Reproduce the complete listing without any deviation.

DATA EXCERPTS:
■ ■ ■ ■ ■

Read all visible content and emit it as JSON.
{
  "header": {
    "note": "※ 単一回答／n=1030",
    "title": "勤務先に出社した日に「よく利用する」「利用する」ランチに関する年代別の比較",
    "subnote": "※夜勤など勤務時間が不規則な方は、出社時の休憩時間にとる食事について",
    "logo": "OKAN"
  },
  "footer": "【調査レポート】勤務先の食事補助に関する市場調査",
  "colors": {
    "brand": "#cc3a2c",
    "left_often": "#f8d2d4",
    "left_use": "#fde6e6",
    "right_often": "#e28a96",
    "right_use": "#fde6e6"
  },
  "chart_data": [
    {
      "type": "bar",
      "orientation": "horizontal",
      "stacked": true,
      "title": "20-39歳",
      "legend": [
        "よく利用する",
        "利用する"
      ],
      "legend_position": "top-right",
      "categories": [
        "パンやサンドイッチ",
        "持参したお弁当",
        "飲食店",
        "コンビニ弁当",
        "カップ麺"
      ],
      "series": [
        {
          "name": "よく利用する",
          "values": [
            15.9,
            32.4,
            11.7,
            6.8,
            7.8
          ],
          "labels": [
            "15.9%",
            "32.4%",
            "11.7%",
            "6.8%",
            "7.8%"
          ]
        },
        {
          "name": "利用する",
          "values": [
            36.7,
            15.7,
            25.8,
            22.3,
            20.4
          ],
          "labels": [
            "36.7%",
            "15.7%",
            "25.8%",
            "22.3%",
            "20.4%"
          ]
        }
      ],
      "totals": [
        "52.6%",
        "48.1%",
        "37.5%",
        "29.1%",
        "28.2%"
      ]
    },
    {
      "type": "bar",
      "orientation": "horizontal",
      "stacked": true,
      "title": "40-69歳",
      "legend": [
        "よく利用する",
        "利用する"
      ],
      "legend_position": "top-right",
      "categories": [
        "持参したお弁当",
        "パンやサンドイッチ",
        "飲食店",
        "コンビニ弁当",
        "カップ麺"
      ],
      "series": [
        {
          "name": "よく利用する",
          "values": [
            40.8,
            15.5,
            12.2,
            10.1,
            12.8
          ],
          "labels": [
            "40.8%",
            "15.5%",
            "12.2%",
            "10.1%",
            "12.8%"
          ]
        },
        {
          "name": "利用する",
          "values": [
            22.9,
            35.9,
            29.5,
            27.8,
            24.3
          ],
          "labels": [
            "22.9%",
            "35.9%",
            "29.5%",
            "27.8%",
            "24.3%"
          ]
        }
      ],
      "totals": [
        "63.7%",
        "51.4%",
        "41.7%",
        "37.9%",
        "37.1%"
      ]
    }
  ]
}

■ ■ ■ ■ ■

FULL ANSWER:
Read all visible content and emit it as JSON.
{
  "header": {
    "note": "※ 単一回答／n=1030",
    "title": "勤務先に出社した日に「よく利用する」「利用する」ランチに関する年代別の比較",
    "subnote": "※夜勤など勤務時間が不規則な方は、出社時の休憩時間にとる食事について",
    "logo": "OKAN"
  },
  "footer": "【調査レポート】勤務先の食事補助に関する市場調査",
  "colors": {
    "brand": "#cc3a2c",
    "left_often": "#f8d2d4",
    "left_use": "#fde6e6",
    "right_often": "#e28a96",
    "right_use": "#fde6e6"
  },
  "chart_data": [
    {
      "type": "bar",
      "orientation": "horizontal",
      "stacked": true,
      "title": "20-39歳",
      "legend": [
        "よく利用する",
        "利用する"
      ],
      "legend_position": "top-right",
      "categories": [
        "パンやサンドイッチ",
        "持参したお弁当",
        "飲食店",
        "コンビニ弁当",
        "カップ麺"
      ],
      "series": [
        {
          "name": "よく利用する",
          "values": [
            15.9,
            32.4,
            11.7,
            6.8,
            7.8
          ],
          "labels": [
            "15.9%",
            "32.4%",
            "11.7%",
            "6.8%",
            "7.8%"
          ]
        },
        {
          "name": "利用する",
          "values": [
            36.7,
            15.7,
            25.8,
            22.3,
            20.4
          ],
          "labels": [
            "36.7%",
            "15.7%",
            "25.8%",
            "22.3%",
            "20.4%"
          ]
        }
      ],
      "totals": [
        "52.6%",
        "48.1%",
        "37.5%",
        "29.1%",
        "28.2%"
      ]
    },
    {
      "type": "bar",
      "orientation": "horizontal",
      "stacked": true,
      "title": "40-69歳",
      "legend": [
        "よく利用する",
        "利用する"
      ],
      "legend_position": "top-right",
      "categories": [
        "持参したお弁当",
        "パンやサンドイッチ",
        "飲食店",
        "コンビニ弁当",
        "カップ麺"
      ],
      "series": [
        {
          "name": "よく利用する",
          "values": [
            40.8,
            15.5,
            12.2,
            10.1,
            12.8
          ],
          "labels": [
            "40.8%",
            "15.5%",
            "12.2%",
            "10.1%",
            "12.8%"
          ]
        },
        {
          "name": "利用する",
          "values": [
            22.9,
            35.9,
            29.5,
            27.8,
            24.3
          ],
          "labels": [
            "22.9%",
            "35.9%",
            "29.5%",
            "27.8%",
            "24.3%"
          ]
        }
      ],
      "totals": [
        "63.7%",
        "51.4%",
        "41.7%",
        "37.9%",
        "37.1%"
      ]
    }
  ]
}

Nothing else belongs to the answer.